● **SHORT PROBLEM**
Tally the lines in the following entries that include the word "multiple"; state only the total.
::::::::
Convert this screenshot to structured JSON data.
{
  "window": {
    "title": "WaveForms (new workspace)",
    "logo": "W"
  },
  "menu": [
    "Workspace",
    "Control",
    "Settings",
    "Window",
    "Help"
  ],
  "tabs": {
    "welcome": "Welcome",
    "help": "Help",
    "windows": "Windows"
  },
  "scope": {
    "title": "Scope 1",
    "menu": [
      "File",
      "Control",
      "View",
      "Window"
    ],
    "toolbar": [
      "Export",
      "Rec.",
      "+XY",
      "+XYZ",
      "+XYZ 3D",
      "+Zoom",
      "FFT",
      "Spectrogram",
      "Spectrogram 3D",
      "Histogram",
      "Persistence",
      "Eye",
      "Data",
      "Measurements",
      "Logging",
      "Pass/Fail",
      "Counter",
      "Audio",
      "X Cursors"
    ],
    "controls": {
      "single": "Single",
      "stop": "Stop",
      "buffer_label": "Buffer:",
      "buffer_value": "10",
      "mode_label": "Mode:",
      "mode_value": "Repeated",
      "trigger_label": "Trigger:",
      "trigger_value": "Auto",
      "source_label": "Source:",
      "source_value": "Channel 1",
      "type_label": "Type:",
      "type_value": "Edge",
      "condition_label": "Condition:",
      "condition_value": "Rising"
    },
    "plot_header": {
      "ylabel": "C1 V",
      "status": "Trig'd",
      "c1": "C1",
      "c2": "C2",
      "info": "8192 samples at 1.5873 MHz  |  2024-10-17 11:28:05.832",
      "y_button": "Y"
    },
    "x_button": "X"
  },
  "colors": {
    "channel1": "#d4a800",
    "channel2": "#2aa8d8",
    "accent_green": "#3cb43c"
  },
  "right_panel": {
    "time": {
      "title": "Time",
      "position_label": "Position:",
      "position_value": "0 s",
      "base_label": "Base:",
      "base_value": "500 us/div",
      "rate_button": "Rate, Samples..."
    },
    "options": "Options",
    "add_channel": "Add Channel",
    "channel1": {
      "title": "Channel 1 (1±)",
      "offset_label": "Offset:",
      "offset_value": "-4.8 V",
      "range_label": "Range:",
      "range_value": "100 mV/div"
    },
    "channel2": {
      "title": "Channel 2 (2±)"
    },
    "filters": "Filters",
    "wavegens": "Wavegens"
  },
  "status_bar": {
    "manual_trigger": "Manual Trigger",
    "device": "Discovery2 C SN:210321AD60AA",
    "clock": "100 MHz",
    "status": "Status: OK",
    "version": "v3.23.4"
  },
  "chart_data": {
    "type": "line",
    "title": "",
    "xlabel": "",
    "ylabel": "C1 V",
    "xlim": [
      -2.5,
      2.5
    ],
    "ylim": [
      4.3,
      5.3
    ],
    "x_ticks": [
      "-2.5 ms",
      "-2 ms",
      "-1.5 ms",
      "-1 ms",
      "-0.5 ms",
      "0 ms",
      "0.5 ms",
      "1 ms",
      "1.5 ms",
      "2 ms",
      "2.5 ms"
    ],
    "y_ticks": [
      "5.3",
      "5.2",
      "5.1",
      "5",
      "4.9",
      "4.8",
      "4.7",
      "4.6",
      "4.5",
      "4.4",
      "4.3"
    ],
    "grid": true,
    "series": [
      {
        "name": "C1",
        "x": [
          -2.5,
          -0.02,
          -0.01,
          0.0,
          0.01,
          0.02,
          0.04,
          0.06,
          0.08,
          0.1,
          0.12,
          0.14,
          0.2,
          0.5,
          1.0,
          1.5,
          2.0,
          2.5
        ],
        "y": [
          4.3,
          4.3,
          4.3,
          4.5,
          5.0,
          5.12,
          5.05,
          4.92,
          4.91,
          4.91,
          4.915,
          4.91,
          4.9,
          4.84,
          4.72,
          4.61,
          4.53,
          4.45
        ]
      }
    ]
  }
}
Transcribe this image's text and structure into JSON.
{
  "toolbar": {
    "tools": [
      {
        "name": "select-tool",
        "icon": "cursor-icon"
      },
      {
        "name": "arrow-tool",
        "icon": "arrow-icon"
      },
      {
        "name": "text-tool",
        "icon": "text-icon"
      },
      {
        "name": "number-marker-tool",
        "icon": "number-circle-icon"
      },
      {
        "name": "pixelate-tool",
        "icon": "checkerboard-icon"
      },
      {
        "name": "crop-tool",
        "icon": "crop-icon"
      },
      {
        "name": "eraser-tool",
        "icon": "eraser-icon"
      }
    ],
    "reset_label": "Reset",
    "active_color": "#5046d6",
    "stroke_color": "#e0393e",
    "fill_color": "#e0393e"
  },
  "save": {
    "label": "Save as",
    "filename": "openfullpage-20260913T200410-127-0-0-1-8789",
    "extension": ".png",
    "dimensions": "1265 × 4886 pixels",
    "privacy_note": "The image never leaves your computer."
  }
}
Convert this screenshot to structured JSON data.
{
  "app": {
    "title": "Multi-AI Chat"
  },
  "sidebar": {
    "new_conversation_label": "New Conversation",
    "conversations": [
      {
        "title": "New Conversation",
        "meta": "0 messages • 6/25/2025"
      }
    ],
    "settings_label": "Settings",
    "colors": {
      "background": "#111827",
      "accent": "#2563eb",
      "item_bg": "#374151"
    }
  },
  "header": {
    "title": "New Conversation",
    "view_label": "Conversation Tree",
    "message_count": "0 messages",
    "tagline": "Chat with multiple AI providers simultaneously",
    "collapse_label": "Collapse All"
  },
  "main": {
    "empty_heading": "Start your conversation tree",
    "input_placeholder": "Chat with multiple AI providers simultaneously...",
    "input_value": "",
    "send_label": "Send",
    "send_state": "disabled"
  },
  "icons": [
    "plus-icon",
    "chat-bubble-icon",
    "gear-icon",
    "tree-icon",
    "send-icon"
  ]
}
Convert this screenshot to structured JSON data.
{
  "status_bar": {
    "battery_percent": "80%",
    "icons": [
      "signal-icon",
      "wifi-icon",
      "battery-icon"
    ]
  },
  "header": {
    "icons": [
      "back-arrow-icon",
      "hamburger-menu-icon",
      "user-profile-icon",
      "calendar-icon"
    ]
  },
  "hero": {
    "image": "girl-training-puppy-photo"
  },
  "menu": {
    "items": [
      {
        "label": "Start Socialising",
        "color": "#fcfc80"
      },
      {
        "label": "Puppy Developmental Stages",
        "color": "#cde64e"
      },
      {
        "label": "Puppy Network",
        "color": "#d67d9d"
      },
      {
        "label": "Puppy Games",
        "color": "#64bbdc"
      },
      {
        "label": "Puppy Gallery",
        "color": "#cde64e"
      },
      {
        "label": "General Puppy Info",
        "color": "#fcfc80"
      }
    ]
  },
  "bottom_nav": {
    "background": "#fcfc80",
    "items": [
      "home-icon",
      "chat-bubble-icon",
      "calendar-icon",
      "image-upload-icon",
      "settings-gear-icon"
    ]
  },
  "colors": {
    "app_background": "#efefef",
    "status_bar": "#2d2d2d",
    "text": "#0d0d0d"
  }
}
::::::::
● **ANSWER TO THE TASK**
2